(GOAL) From the entries that follow, gather each line holding the word "celu".

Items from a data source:
# # # # #
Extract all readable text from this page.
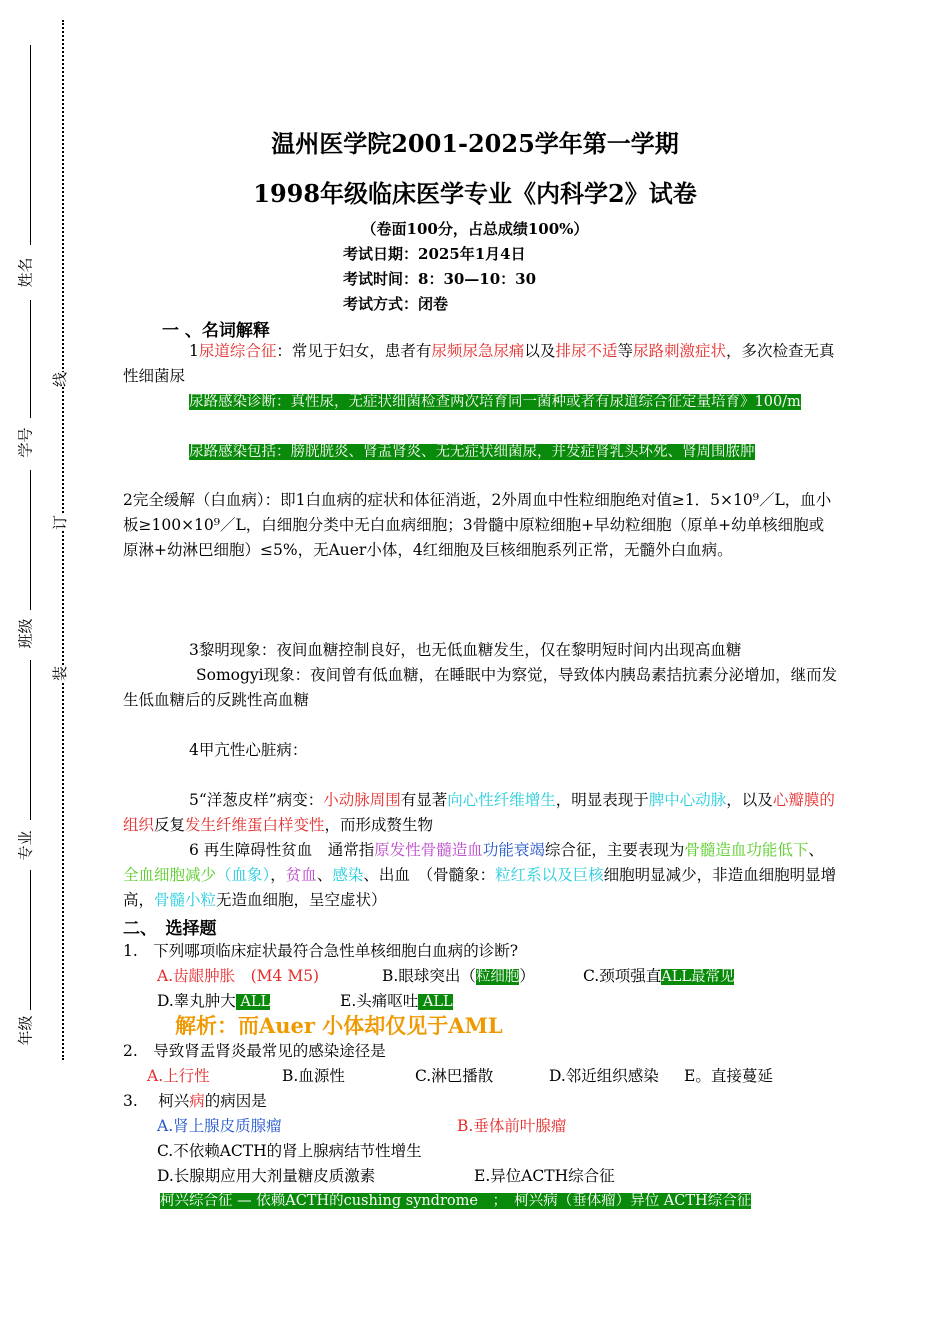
姓名
学号
班级
专业
年级
线
订
装
温州医学院2001-2025学年第一学期
1998年级临床医学专业《内科学2》试卷
（卷面100分，占总成绩100%）
考试日期：2025年1月4日
考试时间：8：30—10：30
考试方式：闭卷
一 、名词解释
1尿道综合征：常见于妇女，患者有尿频尿急尿痛以及排尿不适等尿路刺激症状，多次检查无真性细菌尿
尿路感染诊断：真性尿，无症状细菌检查两次培育同一菌种或者有尿道综合征定量培育》100/m
尿路感染包括：膀胱胱炎、肾盂肾炎、无无症状细菌尿，并发症肾乳头坏死、肾周围脓肿
2完全缓解（白血病）：即1白血病的症状和体征消逝，2外周血中性粒细胞绝对值≥1．5×10⁹／L，血小板≥100×10⁹／L，白细胞分类中无白血病细胞；3骨髓中原粒细胞+早幼粒细胞（原单+幼单核细胞或原淋+幼淋巴细胞）≤5%，无Auer小体，4红细胞及巨核细胞系列正常，无髓外白血病。
3黎明现象：夜间血糖控制良好，也无低血糖发生，仅在黎明短时间内出现高血糖
Somogyi现象：夜间曾有低血糖，在睡眠中为察觉，导致体内胰岛素拮抗素分泌增加，继而发生低血糖后的反跳性高血糖
4甲亢性心脏病：
5“洋葱皮样”病变：小动脉周围有显著向心性纤维增生，明显表现于脾中心动脉，以及心瓣膜的组织反复发生纤维蛋白样变性，而形成赘生物
6 再生障碍性贫血　通常指原发性骨髓造血功能衰竭综合征，主要表现为骨髓造血功能低下、全血细胞减少（血象），贫血、感染、出血　（骨髓象：粒红系以及巨核细胞明显减少，非造血细胞明显增高，骨髓小粒无造血细胞，呈空虚状）
二、　选择题
1.　下列哪项临床症状最符合急性单核细胞白血病的诊断?
A.齿龈肿胀　(M4 M5)	B.眼球突出（粒细胞）	C.颈项强直ALL最常见
D.睾丸肿大 ALL	E.头痛呕吐 ALL
解析：而Auer 小体却仅见于AML
2.　导致肾盂肾炎最常见的感染途径是
A.上行性	B.血源性	C.淋巴播散	D.邻近组织感染 E。直接蔓延
3.　 柯兴病的病因是
A.肾上腺皮质腺瘤	B.垂体前叶腺瘤
C.不依赖ACTH的肾上腺病结节性增生
D.长腺期应用大剂量糖皮质激素	E.异位ACTH综合征
柯兴综合征 — 依赖ACTH的cushing syndrome　；　柯兴病（垂体瘤）异位 ACTH综合征
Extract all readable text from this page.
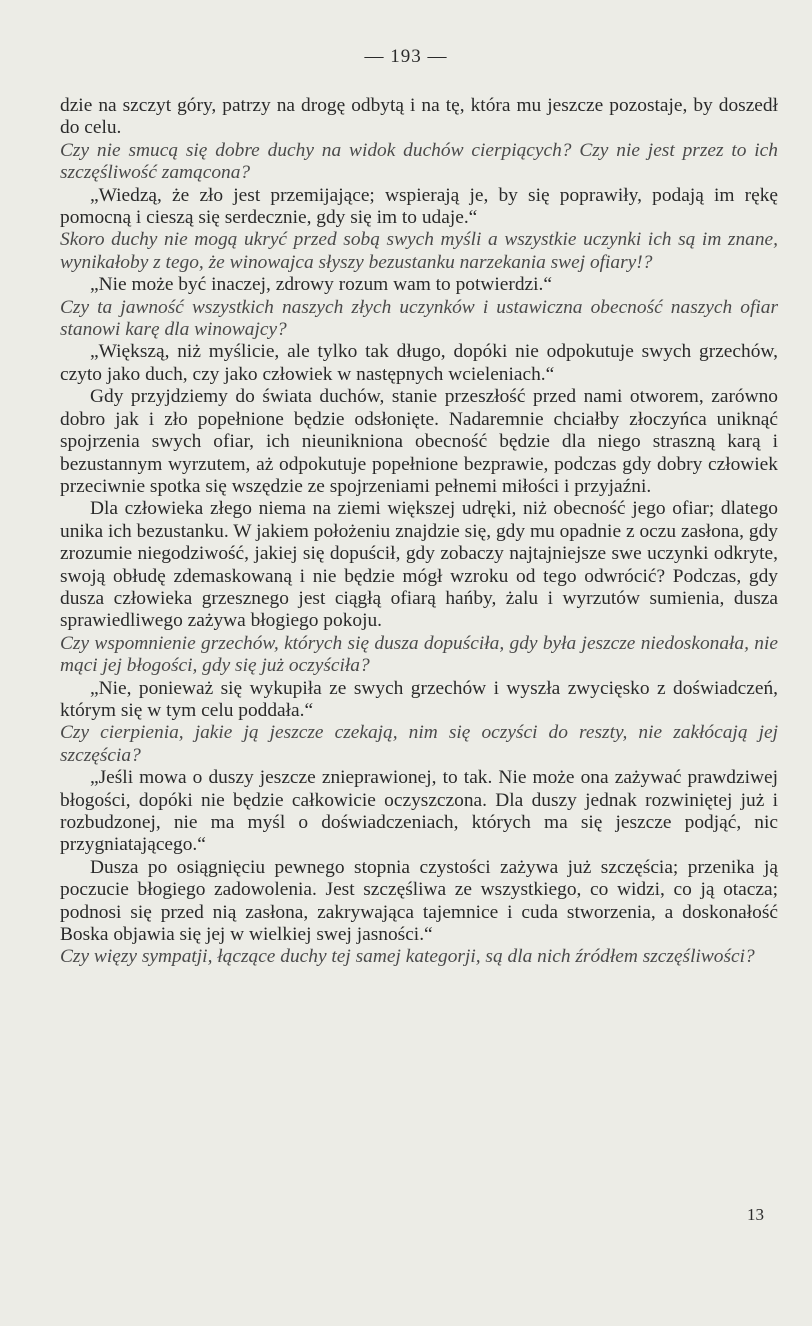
— 193 —

dzie na szczyt góry, patrzy na drogę odbytą i na tę, która mu jeszcze pozostaje, by doszedł do celu.

Czy nie smucą się dobre duchy na widok duchów cierpiących? Czy nie jest przez to ich szczęśliwość zamącona?

„Wiedzą, że zło jest przemijające; wspierają je, by się poprawiły, podają im rękę pomocną i cieszą się serdecznie, gdy się im to udaje.“

Skoro duchy nie mogą ukryć przed sobą swych myśli a wszystkie uczynki ich są im znane, wynikałoby z tego, że winowajca słyszy bezustanku narzekania swej ofiary!?

„Nie może być inaczej, zdrowy rozum wam to potwierdzi.“

Czy ta jawność wszystkich naszych złych uczynków i ustawiczna obecność naszych ofiar stanowi karę dla winowajcy?

„Większą, niż myślicie, ale tylko tak długo, dopóki nie odpokutuje swych grzechów, czyto jako duch, czy jako człowiek w następnych wcieleniach.“

Gdy przyjdziemy do świata duchów, stanie przeszłość przed nami otworem, zarówno dobro jak i zło popełnione będzie odsłonięte. Nadaremnie chciałby złoczyńca uniknąć spojrzenia swych ofiar, ich nieunikniona obecność będzie dla niego straszną karą i bezustannym wyrzutem, aż odpokutuje popełnione bezprawie, podczas gdy dobry człowiek przeciwnie spotka się wszędzie ze spojrzeniami pełnemi miłości i przyjaźni.

Dla człowieka złego niema na ziemi większej udręki, niż obecność jego ofiar; dlatego unika ich bezustanku. W jakiem położeniu znajdzie się, gdy mu opadnie z oczu zasłona, gdy zrozumie niegodziwość, jakiej się dopuścił, gdy zobaczy najtajniejsze swe uczynki odkryte, swoją obłudę zdemaskowaną i nie będzie mógł wzroku od tego odwrócić? Podczas, gdy dusza człowieka grzesznego jest ciągłą ofiarą hańby, żalu i wyrzutów sumienia, dusza sprawiedliwego zażywa błogiego pokoju.

Czy wspomnienie grzechów, których się dusza dopuściła, gdy była jeszcze niedoskonała, nie mąci jej błogości, gdy się już oczyściła?

„Nie, ponieważ się wykupiła ze swych grzechów i wyszła zwycięsko z doświadczeń, którym się w tym celu poddała.“

Czy cierpienia, jakie ją jeszcze czekają, nim się oczyści do reszty, nie zakłócają jej szczęścia?

„Jeśli mowa o duszy jeszcze znieprawionej, to tak. Nie może ona zażywać prawdziwej błogości, dopóki nie będzie całkowicie oczyszczona. Dla duszy jednak rozwiniętej już i rozbudzonej, nie ma myśl o doświadczeniach, których ma się jeszcze podjąć, nic przygniatającego.“

Dusza po osiągnięciu pewnego stopnia czystości zażywa już szczęścia; przenika ją poczucie błogiego zadowolenia. Jest szczęśliwa ze wszystkiego, co widzi, co ją otacza; podnosi się przed nią zasłona, zakrywająca tajemnice i cuda stworzenia, a doskonałość Boska objawia się jej w wielkiej swej jasności.“

Czy więzy sympatji, łączące duchy tej samej kategorji, są dla nich źródłem szczęśliwości?

13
# # # # #
(OUTPUT OF THE TASK)
dzie na szczyt góry, patrzy na drogę odbytą i na tę, która mu jeszcze pozostaje, by doszedł do celu.
„Nie, ponieważ się wykupiła ze swych grzechów i wyszła zwycięsko z doświadczeń, którym się w tym celu poddała.“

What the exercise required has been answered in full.